►

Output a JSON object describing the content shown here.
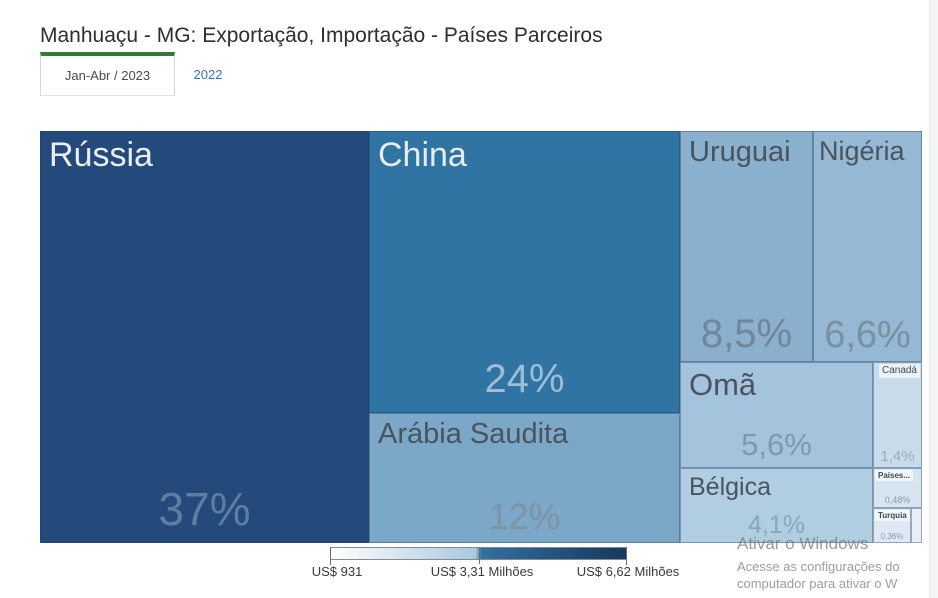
{
  "header": {
    "title": "Manhuaçu - MG: Exportação, Importação - Países Parceiros"
  },
  "tabs": [
    {
      "label": "Jan-Abr / 2023",
      "active": true
    },
    {
      "label": "2022",
      "active": false
    }
  ],
  "theme": {
    "active_tab_accent": "#2e7d32",
    "inactive_tab_link_color": "#2e74b5"
  },
  "chart_data": {
    "type": "treemap",
    "title": "Manhuaçu - MG: Exportação, Importação - Países Parceiros",
    "period": "Jan-Abr / 2023",
    "tiles": [
      {
        "id": "russia",
        "name": "Rússia",
        "pct_label": "37%",
        "share_pct": 37,
        "color": "#24497B",
        "name_color": "#E9EFF5",
        "pct_color": "#5D7DA1"
      },
      {
        "id": "china",
        "name": "China",
        "pct_label": "24%",
        "share_pct": 24,
        "color": "#2F74A2",
        "name_color": "#E6EDF4",
        "pct_color": "#9FBDD4"
      },
      {
        "id": "arabia-saudita",
        "name": "Arábia Saudita",
        "pct_label": "12%",
        "share_pct": 12,
        "color": "#7BA8C8",
        "name_color": "#4A545E",
        "pct_color": "#7E93A4"
      },
      {
        "id": "uruguai",
        "name": "Uruguai",
        "pct_label": "8,5%",
        "share_pct": 8.5,
        "color": "#8AB0CE",
        "name_color": "#4A545E",
        "pct_color": "#70859A"
      },
      {
        "id": "nigeria",
        "name": "Nigéria",
        "pct_label": "6,6%",
        "share_pct": 6.6,
        "color": "#95B9D5",
        "name_color": "#4A545E",
        "pct_color": "#78909F"
      },
      {
        "id": "oma",
        "name": "Omã",
        "pct_label": "5,6%",
        "share_pct": 5.6,
        "color": "#A4C3DC",
        "name_color": "#4A545E",
        "pct_color": "#8098AD"
      },
      {
        "id": "belgica",
        "name": "Bélgica",
        "pct_label": "4,1%",
        "share_pct": 4.1,
        "color": "#B1CDE1",
        "name_color": "#4A545E",
        "pct_color": "#8CA4B9"
      },
      {
        "id": "canada",
        "name": "Canadá",
        "pct_label": "1,4%",
        "share_pct": 1.4,
        "color": "#C9DCEB",
        "name_color": "#3E464E",
        "pct_color": "#97ACBF"
      },
      {
        "id": "paises",
        "name": "Países...",
        "pct_label": "0,48%",
        "share_pct": 0.48,
        "color": "#D7E5F0",
        "name_color": "#3E464E",
        "pct_color": "#8A99A8"
      },
      {
        "id": "turquia",
        "name": "Turquia",
        "pct_label": "0,36%",
        "share_pct": 0.36,
        "color": "#DEE9F3",
        "name_color": "#3E464E",
        "pct_color": "#8A99A8"
      },
      {
        "id": "other",
        "name": "",
        "pct_label": "",
        "share_pct": null,
        "color": "#E7EEF6",
        "name_color": "#3E464E",
        "pct_color": "#8A99A8"
      }
    ],
    "legend": {
      "min_label": "US$ 931",
      "mid_label": "US$ 3,31 Milhões",
      "max_label": "US$ 6,62 Milhões",
      "gradient": [
        "#FFFFFF",
        "#A7C9E0",
        "#336F9F",
        "#16395F"
      ],
      "position": "bottom-center"
    }
  },
  "watermark": {
    "line1": "Ativar o Windows",
    "line2": "Acesse as configurações do",
    "line3": "computador para ativar o W"
  }
}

◄

◆ **Goal**
Among the entries, how many lines include the word "Países"? Answer with a single number and nothing further.

◆ **Task response**
3